↓↓↓
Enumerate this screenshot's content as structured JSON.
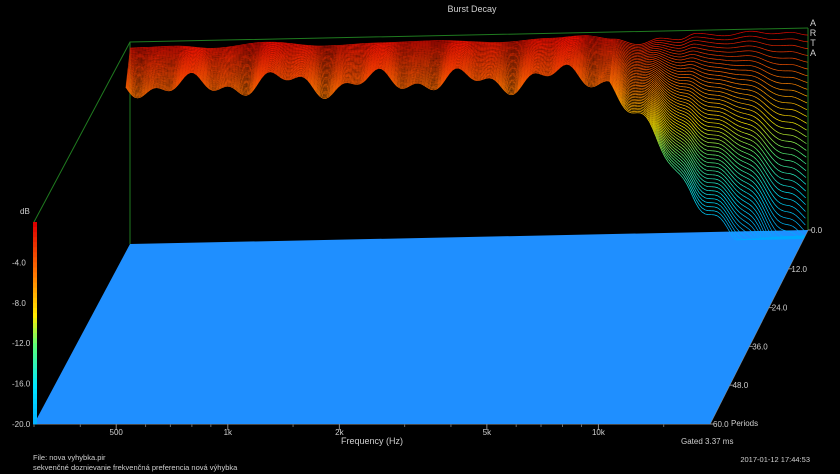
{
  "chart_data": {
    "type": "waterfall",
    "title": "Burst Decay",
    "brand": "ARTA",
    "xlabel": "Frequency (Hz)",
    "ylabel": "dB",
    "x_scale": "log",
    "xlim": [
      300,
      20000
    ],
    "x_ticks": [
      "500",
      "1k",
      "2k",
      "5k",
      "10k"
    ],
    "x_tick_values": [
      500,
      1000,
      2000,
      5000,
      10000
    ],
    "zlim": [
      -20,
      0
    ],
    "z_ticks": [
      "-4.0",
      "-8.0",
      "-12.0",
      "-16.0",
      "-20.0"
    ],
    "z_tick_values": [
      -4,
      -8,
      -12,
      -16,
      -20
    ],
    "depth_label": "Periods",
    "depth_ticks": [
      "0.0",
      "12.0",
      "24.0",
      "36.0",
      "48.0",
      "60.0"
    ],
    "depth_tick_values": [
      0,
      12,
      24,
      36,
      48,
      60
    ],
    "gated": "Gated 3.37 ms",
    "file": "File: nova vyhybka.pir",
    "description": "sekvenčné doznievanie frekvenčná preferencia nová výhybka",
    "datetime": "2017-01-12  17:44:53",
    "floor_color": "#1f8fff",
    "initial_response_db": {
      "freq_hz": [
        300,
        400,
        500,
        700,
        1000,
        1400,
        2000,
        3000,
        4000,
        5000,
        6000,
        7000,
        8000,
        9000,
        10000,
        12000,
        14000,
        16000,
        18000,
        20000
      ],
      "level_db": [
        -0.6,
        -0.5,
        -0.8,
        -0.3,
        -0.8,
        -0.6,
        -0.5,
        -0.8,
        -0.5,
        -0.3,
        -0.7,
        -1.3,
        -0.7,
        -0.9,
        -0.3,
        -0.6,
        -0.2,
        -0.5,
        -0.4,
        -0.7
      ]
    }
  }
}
↑↑↑
↓↓↓
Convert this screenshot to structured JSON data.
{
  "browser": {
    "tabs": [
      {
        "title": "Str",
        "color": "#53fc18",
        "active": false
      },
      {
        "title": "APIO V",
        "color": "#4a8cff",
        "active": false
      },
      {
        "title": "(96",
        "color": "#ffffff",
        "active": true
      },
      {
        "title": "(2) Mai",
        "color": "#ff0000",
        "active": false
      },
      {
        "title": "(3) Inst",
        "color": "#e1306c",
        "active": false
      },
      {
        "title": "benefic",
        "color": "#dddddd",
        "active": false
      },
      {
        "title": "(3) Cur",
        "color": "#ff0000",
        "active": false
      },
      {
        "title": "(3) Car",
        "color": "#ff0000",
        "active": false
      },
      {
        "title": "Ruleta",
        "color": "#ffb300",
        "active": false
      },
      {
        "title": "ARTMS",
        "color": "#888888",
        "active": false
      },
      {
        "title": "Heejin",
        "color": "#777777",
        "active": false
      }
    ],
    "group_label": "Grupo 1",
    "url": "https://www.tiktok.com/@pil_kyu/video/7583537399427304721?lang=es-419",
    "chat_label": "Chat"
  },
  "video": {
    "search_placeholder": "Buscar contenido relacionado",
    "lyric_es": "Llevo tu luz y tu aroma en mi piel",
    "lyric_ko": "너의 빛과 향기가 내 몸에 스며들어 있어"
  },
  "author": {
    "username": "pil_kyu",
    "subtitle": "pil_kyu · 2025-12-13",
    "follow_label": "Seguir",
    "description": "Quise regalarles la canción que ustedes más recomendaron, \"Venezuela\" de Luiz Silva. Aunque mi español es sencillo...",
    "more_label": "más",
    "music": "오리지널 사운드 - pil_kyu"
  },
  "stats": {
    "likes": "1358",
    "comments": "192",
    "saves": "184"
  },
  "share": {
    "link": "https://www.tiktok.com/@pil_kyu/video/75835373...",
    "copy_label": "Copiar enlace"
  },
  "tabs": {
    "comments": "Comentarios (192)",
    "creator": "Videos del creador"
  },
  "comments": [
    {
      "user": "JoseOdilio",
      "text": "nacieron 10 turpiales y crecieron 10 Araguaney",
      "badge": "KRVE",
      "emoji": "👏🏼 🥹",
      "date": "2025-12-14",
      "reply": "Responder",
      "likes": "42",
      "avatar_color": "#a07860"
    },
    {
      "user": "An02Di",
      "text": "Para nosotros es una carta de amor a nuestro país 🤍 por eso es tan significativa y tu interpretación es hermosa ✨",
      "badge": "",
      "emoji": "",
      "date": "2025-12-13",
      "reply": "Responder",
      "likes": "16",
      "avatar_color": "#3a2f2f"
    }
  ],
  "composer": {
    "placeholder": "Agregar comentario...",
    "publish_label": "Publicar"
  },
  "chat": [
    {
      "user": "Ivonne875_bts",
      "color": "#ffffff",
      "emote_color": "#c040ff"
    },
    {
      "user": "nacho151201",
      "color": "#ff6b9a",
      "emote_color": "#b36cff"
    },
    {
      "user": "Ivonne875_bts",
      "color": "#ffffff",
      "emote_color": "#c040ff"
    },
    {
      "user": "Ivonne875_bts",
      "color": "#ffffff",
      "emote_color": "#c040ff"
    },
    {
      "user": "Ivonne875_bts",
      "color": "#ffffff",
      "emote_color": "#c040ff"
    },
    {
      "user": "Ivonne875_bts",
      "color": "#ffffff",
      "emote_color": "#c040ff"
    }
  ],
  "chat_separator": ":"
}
↑↑↑
Filter the listing for the word "tiktok" and copy every line that holds it.

    "url": "https://www.tiktok.com/@pil_kyu/video/7583537399427304721?lang=es-419",
    "link": "https://www.tiktok.com/@pil_kyu/video/75835373...",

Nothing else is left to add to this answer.